Items from a data source:
========

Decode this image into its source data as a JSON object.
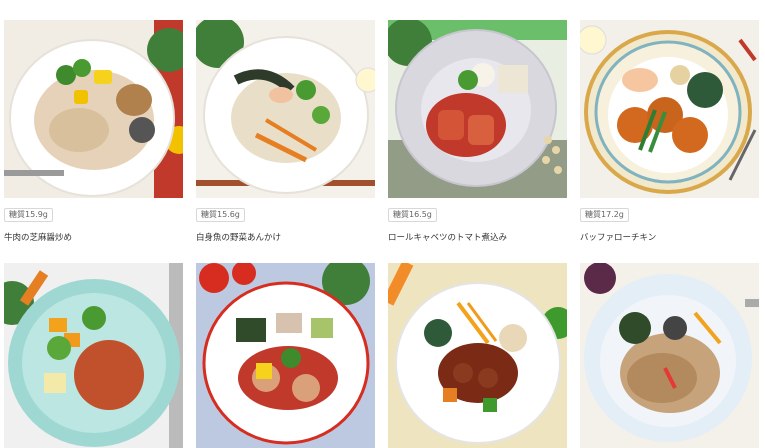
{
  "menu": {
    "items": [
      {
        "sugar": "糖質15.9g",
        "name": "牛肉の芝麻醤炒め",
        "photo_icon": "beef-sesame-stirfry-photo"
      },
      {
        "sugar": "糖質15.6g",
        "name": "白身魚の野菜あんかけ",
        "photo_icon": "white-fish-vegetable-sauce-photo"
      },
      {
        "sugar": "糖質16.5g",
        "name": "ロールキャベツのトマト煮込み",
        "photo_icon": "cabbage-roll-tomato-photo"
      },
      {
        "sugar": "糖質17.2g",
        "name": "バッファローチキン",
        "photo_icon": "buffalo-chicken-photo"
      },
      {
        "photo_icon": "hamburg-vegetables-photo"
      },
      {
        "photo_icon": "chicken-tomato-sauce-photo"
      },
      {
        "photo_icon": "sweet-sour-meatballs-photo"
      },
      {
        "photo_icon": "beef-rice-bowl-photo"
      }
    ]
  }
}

========

SHORT TASK: Using the material above, return every line exactly as it appears, minus the pictures.

THE SOLUTION:
Decode this image into its source data as a JSON object.
{
  "menu": {
    "items": [
      {
        "sugar": "糖質15.9g",
        "name": "牛肉の芝麻醤炒め",
        "photo_icon": "beef-sesame-stirfry-photo"
      },
      {
        "sugar": "糖質15.6g",
        "name": "白身魚の野菜あんかけ",
        "photo_icon": "white-fish-vegetable-sauce-photo"
      },
      {
        "sugar": "糖質16.5g",
        "name": "ロールキャベツのトマト煮込み",
        "photo_icon": "cabbage-roll-tomato-photo"
      },
      {
        "sugar": "糖質17.2g",
        "name": "バッファローチキン",
        "photo_icon": "buffalo-chicken-photo"
      },
      {
        "photo_icon": "hamburg-vegetables-photo"
      },
      {
        "photo_icon": "chicken-tomato-sauce-photo"
      },
      {
        "photo_icon": "sweet-sour-meatballs-photo"
      },
      {
        "photo_icon": "beef-rice-bowl-photo"
      }
    ]
  }
}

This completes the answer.